------ Stored rows

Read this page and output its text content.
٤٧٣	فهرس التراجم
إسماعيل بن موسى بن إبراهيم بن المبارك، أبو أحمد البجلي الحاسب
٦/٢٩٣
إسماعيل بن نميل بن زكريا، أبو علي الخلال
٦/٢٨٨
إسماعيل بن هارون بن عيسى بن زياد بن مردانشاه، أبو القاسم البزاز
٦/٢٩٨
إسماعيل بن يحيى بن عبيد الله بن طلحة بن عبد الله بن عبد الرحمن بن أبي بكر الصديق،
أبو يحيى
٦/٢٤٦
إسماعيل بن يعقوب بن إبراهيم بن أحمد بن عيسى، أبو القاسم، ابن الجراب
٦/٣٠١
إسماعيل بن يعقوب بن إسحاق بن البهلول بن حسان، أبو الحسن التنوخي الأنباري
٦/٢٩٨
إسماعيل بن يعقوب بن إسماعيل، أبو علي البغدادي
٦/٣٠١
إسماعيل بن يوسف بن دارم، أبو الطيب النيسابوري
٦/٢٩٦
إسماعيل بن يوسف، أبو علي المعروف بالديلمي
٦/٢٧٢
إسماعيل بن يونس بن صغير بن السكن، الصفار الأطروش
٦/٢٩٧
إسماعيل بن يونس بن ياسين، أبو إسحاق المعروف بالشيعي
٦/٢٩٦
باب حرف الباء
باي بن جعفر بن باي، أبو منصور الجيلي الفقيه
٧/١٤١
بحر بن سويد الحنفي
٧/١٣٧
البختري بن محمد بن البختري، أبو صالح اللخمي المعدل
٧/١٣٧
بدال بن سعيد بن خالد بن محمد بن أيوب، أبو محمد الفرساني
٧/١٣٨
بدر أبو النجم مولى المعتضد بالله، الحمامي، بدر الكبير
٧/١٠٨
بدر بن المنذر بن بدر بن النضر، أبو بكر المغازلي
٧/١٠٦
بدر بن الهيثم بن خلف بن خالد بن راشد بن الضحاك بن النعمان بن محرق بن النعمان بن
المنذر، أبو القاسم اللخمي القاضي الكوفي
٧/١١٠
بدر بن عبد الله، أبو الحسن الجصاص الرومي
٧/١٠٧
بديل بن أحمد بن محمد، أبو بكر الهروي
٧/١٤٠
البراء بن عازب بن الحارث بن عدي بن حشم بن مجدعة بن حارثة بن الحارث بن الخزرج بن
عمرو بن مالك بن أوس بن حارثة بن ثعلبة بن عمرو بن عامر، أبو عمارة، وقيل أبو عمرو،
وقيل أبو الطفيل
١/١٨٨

------------

Problem details:
Generate an exact reproduction of all entries.

Answer in full:
Read this page and output its text content.
٤٧٣	فهرس التراجم
إسماعيل بن موسى بن إبراهيم بن المبارك، أبو أحمد البجلي الحاسب
٦/٢٩٣
إسماعيل بن نميل بن زكريا، أبو علي الخلال
٦/٢٨٨
إسماعيل بن هارون بن عيسى بن زياد بن مردانشاه، أبو القاسم البزاز
٦/٢٩٨
إسماعيل بن يحيى بن عبيد الله بن طلحة بن عبد الله بن عبد الرحمن بن أبي بكر الصديق،
أبو يحيى
٦/٢٤٦
إسماعيل بن يعقوب بن إبراهيم بن أحمد بن عيسى، أبو القاسم، ابن الجراب
٦/٣٠١
إسماعيل بن يعقوب بن إسحاق بن البهلول بن حسان، أبو الحسن التنوخي الأنباري
٦/٢٩٨
إسماعيل بن يعقوب بن إسماعيل، أبو علي البغدادي
٦/٣٠١
إسماعيل بن يوسف بن دارم، أبو الطيب النيسابوري
٦/٢٩٦
إسماعيل بن يوسف، أبو علي المعروف بالديلمي
٦/٢٧٢
إسماعيل بن يونس بن صغير بن السكن، الصفار الأطروش
٦/٢٩٧
إسماعيل بن يونس بن ياسين، أبو إسحاق المعروف بالشيعي
٦/٢٩٦
باب حرف الباء
باي بن جعفر بن باي، أبو منصور الجيلي الفقيه
٧/١٤١
بحر بن سويد الحنفي
٧/١٣٧
البختري بن محمد بن البختري، أبو صالح اللخمي المعدل
٧/١٣٧
بدال بن سعيد بن خالد بن محمد بن أيوب، أبو محمد الفرساني
٧/١٣٨
بدر أبو النجم مولى المعتضد بالله، الحمامي، بدر الكبير
٧/١٠٨
بدر بن المنذر بن بدر بن النضر، أبو بكر المغازلي
٧/١٠٦
بدر بن الهيثم بن خلف بن خالد بن راشد بن الضحاك بن النعمان بن محرق بن النعمان بن
المنذر، أبو القاسم اللخمي القاضي الكوفي
٧/١١٠
بدر بن عبد الله، أبو الحسن الجصاص الرومي
٧/١٠٧
بديل بن أحمد بن محمد، أبو بكر الهروي
٧/١٤٠
البراء بن عازب بن الحارث بن عدي بن حشم بن مجدعة بن حارثة بن الحارث بن الخزرج بن
عمرو بن مالك بن أوس بن حارثة بن ثعلبة بن عمرو بن عامر، أبو عمارة، وقيل أبو عمرو،
وقيل أبو الطفيل
١/١٨٨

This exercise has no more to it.